---------- MATERIAL SUPPLIED

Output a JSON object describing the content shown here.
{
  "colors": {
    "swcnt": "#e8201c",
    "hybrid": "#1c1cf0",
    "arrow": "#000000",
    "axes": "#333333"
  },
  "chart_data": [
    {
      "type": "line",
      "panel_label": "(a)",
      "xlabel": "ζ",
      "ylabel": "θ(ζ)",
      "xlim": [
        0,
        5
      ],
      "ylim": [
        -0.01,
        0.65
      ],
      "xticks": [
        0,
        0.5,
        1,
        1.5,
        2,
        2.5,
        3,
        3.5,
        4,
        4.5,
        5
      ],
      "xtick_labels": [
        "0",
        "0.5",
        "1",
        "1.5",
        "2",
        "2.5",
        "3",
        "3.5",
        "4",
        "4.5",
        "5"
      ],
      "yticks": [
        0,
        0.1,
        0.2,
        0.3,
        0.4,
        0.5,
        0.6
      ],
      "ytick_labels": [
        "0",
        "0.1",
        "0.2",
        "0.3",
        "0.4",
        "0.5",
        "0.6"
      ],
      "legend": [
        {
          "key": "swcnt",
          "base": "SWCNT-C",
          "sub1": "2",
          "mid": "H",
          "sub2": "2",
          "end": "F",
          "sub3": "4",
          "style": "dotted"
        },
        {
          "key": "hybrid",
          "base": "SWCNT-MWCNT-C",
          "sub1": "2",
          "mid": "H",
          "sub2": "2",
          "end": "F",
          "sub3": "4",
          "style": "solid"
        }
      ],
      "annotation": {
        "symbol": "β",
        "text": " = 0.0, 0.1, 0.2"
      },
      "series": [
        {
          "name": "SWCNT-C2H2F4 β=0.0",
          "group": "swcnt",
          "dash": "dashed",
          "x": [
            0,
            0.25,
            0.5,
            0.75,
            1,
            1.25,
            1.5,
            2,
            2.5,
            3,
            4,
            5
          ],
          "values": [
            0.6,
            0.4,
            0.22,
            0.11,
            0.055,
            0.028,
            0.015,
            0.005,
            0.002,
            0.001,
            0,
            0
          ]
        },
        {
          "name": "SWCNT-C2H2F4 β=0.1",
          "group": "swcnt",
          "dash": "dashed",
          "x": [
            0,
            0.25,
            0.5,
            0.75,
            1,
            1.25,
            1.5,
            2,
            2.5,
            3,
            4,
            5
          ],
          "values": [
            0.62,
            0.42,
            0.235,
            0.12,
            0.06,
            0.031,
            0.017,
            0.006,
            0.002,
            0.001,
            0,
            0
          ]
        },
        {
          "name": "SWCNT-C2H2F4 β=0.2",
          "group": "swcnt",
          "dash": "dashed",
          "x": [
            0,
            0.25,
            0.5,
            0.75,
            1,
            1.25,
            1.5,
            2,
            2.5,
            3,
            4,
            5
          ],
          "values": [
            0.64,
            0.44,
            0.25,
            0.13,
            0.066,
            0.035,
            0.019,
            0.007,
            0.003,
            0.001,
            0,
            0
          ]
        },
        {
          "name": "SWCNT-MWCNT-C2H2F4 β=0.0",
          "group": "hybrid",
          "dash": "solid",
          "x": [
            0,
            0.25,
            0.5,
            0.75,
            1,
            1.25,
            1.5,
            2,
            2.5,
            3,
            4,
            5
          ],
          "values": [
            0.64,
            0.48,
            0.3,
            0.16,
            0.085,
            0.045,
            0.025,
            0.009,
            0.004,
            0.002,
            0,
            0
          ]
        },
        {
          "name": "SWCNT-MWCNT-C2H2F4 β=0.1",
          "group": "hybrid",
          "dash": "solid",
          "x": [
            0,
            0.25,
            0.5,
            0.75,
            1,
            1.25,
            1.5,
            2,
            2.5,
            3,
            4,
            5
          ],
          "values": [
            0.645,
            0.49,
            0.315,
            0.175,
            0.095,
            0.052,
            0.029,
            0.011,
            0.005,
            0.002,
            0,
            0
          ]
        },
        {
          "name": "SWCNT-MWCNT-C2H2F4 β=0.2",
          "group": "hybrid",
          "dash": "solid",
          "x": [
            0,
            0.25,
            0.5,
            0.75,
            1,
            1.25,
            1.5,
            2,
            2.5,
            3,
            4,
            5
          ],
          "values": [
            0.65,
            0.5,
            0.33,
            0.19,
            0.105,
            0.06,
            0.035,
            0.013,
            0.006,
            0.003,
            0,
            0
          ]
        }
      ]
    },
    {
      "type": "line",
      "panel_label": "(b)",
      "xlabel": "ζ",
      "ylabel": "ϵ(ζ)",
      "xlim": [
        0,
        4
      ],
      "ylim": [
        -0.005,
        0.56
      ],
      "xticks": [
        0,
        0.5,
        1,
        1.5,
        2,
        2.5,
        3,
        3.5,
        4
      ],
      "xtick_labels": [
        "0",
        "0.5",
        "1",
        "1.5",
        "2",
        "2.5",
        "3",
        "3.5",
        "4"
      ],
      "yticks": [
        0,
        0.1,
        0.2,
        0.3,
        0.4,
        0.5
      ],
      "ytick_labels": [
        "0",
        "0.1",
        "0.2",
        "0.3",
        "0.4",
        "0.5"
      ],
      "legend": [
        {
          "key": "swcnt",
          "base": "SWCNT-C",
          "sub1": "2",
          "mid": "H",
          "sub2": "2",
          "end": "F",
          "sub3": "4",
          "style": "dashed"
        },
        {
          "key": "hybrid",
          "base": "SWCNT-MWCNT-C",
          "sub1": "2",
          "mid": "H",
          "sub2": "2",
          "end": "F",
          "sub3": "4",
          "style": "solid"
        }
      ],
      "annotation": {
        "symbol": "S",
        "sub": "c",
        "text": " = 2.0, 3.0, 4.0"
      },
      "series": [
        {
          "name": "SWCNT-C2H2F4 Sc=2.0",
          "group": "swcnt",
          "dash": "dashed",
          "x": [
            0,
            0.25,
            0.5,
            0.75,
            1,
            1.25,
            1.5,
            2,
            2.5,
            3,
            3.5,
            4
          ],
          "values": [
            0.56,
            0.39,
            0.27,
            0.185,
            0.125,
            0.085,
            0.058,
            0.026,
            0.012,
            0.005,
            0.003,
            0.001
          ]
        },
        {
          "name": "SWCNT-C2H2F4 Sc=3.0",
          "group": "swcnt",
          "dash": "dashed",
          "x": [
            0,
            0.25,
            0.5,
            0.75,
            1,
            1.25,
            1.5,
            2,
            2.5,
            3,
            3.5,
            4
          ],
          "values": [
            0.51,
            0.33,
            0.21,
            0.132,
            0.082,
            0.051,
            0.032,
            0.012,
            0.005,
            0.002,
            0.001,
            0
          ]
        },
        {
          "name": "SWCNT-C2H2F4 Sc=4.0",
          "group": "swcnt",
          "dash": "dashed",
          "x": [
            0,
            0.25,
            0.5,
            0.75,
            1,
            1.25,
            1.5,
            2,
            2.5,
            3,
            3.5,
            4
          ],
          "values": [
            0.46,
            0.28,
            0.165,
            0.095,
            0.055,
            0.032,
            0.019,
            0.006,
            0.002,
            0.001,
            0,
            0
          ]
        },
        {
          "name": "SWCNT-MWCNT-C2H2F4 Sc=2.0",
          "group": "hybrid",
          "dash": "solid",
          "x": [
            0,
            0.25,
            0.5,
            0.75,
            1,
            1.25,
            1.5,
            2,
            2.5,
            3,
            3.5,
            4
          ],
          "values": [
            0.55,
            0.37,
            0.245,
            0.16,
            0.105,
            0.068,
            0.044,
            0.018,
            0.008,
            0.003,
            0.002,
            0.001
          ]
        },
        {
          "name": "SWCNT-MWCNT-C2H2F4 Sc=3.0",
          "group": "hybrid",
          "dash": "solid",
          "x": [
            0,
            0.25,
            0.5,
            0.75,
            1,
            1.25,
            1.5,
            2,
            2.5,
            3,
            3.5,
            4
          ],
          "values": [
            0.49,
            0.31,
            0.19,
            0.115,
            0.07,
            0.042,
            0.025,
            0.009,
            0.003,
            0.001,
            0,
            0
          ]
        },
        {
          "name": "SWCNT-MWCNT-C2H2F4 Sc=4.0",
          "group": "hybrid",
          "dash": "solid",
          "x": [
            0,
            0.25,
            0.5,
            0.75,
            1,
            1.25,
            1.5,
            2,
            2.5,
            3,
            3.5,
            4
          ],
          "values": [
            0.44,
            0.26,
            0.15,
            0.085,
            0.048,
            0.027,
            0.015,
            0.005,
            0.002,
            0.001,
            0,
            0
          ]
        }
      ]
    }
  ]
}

--------------------

-- WORK TO COMPLETE --
Lines containing the string "style" are to be selected and copied.

-- ANSWER FOR THE TASK --
          "style": "dotted"
          "style": "solid"
          "style": "dashed"
          "style": "solid"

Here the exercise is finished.